### Task objective
Copy out every line in the entries below that includes "border".
Start of Given information
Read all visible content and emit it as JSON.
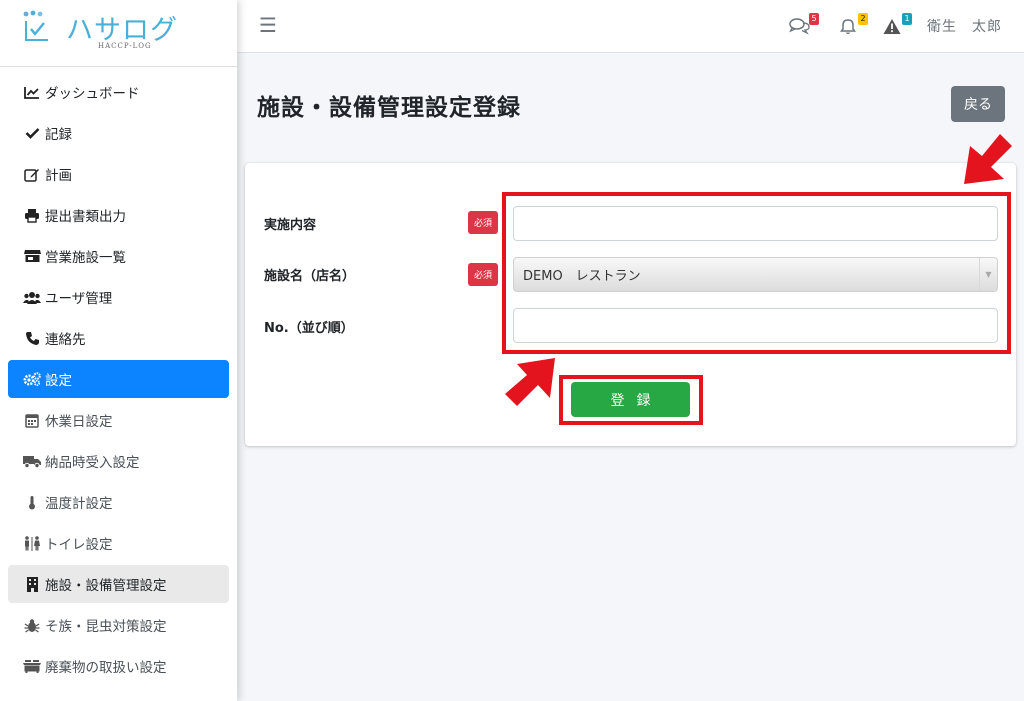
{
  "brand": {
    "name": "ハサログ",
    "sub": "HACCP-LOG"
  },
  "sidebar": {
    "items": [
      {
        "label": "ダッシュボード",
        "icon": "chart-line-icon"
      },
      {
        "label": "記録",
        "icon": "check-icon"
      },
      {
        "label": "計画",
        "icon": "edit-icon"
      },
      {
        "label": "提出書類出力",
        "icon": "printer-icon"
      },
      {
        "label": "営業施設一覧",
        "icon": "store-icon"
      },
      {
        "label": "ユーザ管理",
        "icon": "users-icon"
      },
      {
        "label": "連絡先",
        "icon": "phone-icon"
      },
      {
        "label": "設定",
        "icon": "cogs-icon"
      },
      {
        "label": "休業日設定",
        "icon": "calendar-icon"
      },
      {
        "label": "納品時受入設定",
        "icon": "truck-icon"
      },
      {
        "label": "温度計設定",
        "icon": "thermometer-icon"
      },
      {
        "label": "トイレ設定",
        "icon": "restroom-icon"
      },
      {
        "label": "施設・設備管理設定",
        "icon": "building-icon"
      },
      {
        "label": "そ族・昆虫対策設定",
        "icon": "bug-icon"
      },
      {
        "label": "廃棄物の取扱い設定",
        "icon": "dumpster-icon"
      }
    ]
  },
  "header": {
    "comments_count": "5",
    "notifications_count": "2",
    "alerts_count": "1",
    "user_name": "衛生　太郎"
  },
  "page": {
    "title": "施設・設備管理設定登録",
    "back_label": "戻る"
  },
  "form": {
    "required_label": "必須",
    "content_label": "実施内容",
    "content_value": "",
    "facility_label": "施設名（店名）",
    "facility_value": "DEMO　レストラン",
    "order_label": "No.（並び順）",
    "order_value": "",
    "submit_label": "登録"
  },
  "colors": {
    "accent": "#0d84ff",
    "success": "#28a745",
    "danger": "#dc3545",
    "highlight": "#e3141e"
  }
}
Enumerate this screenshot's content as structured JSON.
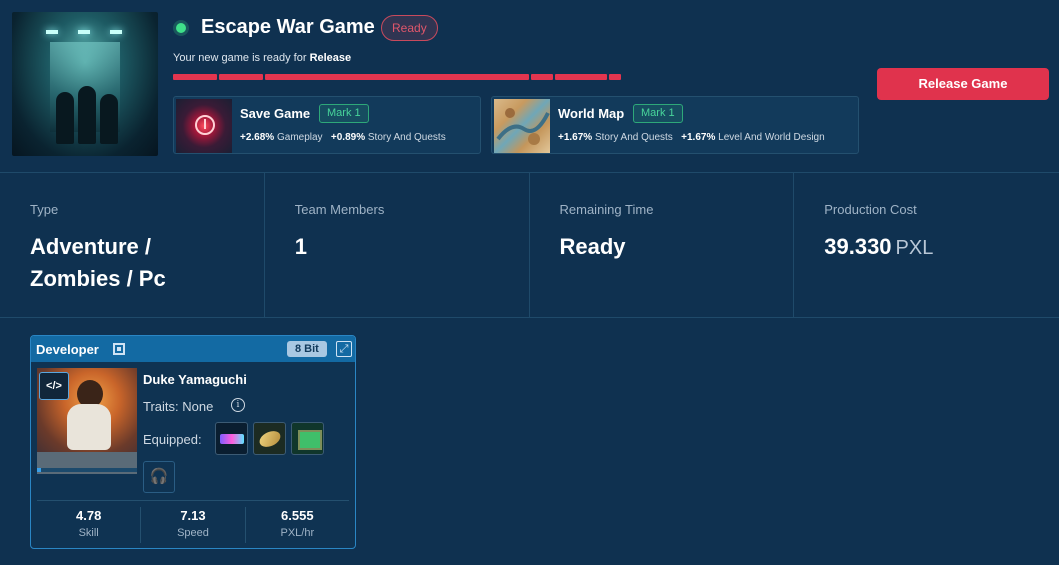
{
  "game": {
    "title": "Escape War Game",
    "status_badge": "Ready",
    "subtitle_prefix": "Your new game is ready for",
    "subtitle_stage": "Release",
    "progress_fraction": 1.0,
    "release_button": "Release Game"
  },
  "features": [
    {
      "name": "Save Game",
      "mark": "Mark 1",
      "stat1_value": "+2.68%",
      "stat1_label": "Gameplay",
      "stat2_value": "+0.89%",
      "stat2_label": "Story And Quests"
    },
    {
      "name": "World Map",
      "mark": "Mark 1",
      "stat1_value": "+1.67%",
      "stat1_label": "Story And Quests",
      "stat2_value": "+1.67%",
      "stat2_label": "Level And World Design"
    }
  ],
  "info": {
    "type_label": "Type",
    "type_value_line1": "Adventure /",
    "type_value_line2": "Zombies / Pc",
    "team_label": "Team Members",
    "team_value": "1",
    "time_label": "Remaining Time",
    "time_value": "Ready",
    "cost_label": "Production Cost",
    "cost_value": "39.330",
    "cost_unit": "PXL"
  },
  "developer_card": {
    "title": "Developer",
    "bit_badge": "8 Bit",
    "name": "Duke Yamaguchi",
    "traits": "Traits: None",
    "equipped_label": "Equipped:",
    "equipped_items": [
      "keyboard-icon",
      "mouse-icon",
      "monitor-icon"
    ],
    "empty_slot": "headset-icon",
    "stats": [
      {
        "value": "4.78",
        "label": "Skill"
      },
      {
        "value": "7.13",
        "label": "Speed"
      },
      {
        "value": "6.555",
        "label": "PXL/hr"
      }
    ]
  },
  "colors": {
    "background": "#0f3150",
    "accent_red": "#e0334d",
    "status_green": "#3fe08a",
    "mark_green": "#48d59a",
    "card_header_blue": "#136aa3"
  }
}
End of Given information
Start of Given information
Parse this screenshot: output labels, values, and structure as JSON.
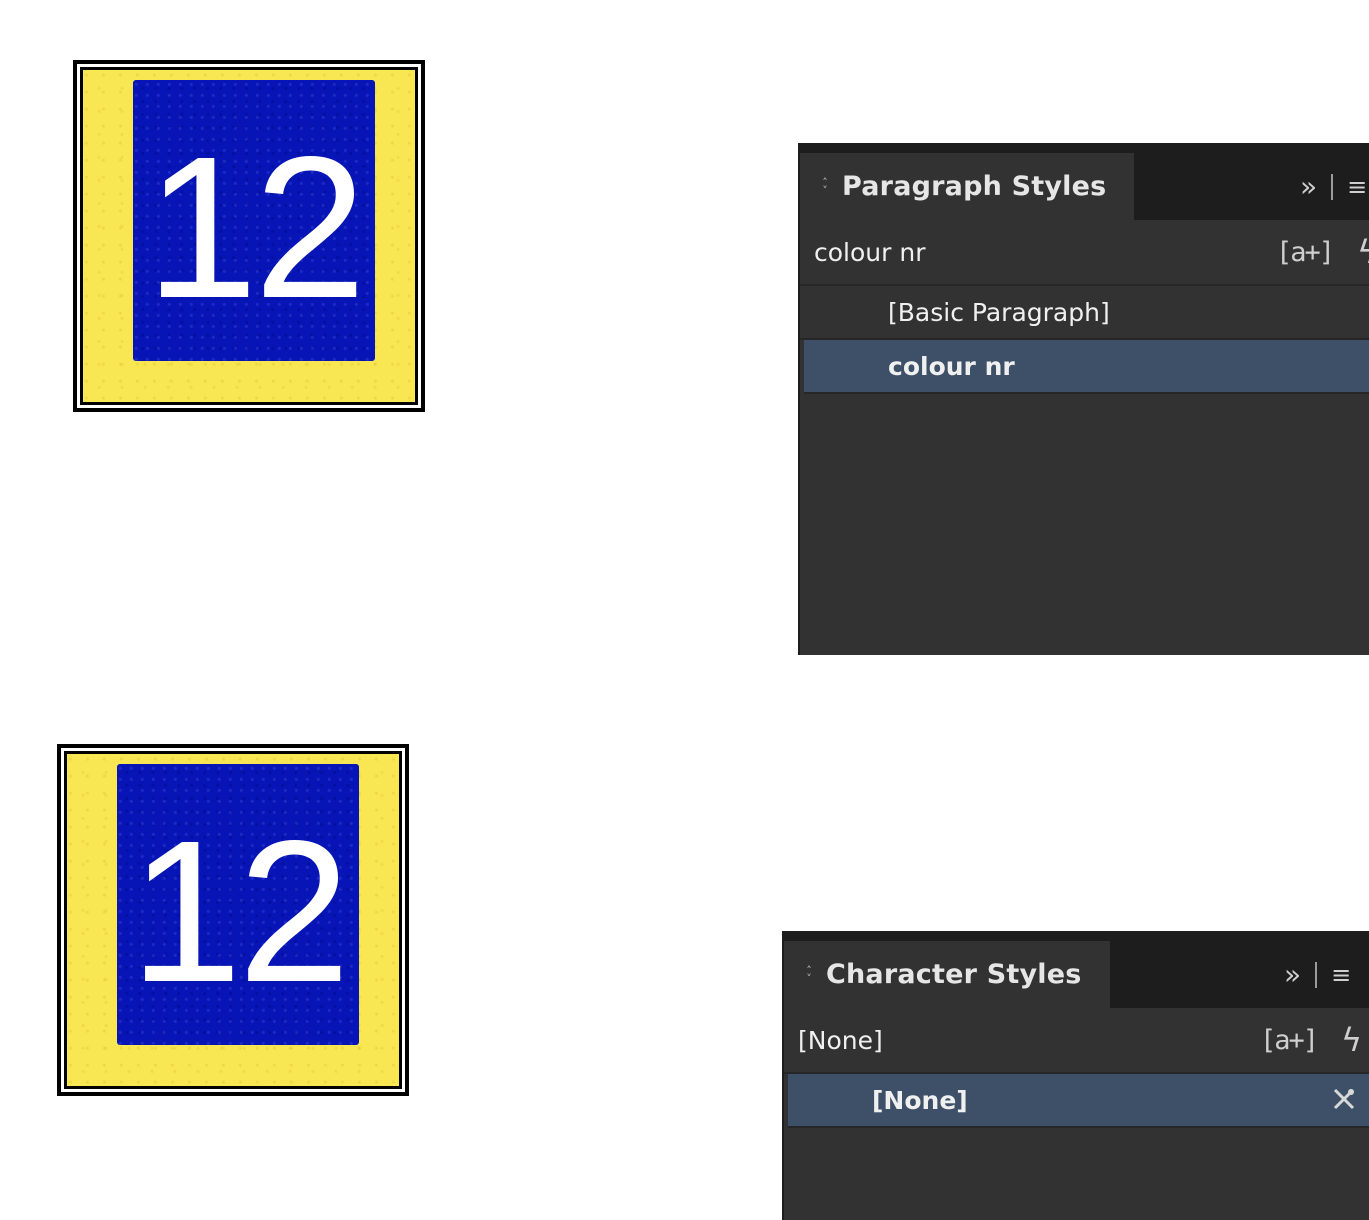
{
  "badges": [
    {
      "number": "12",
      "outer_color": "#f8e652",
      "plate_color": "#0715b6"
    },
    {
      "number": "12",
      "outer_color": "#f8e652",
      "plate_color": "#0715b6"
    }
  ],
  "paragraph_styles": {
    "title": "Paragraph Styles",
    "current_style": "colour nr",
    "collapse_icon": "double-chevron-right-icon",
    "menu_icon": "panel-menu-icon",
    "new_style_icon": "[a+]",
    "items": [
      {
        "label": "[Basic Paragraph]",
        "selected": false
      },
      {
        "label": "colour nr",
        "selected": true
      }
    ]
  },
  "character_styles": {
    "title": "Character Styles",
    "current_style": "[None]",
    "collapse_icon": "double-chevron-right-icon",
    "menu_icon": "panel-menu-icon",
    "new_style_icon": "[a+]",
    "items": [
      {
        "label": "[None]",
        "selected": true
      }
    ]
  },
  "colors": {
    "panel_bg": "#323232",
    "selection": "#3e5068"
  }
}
End of Given information
Start of Given information
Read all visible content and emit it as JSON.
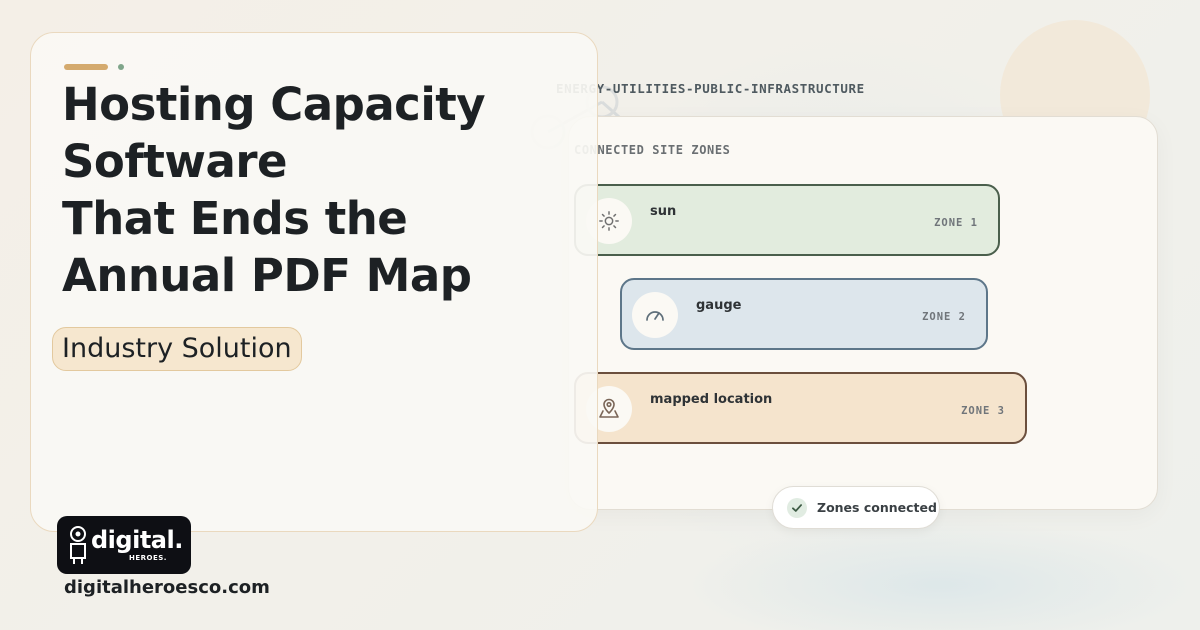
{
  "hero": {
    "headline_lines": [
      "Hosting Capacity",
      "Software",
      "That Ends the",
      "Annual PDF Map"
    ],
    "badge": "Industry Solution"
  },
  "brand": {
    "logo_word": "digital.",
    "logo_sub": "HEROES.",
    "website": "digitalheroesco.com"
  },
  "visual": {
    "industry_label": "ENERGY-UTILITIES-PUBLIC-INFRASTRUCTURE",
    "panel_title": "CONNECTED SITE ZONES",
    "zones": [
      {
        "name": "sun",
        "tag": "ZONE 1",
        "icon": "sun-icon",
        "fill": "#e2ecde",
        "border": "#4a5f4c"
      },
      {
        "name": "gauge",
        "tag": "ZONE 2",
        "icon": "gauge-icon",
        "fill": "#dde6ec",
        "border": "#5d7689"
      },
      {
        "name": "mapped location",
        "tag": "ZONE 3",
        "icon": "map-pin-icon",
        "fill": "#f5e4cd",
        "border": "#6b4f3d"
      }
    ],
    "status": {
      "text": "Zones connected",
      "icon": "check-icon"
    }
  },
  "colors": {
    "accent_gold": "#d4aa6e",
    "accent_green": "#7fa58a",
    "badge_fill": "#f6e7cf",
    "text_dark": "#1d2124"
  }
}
End of Given information
### Task answer
        "border": "#4a5f4c"
        "border": "#5d7689"
        "border": "#6b4f3d"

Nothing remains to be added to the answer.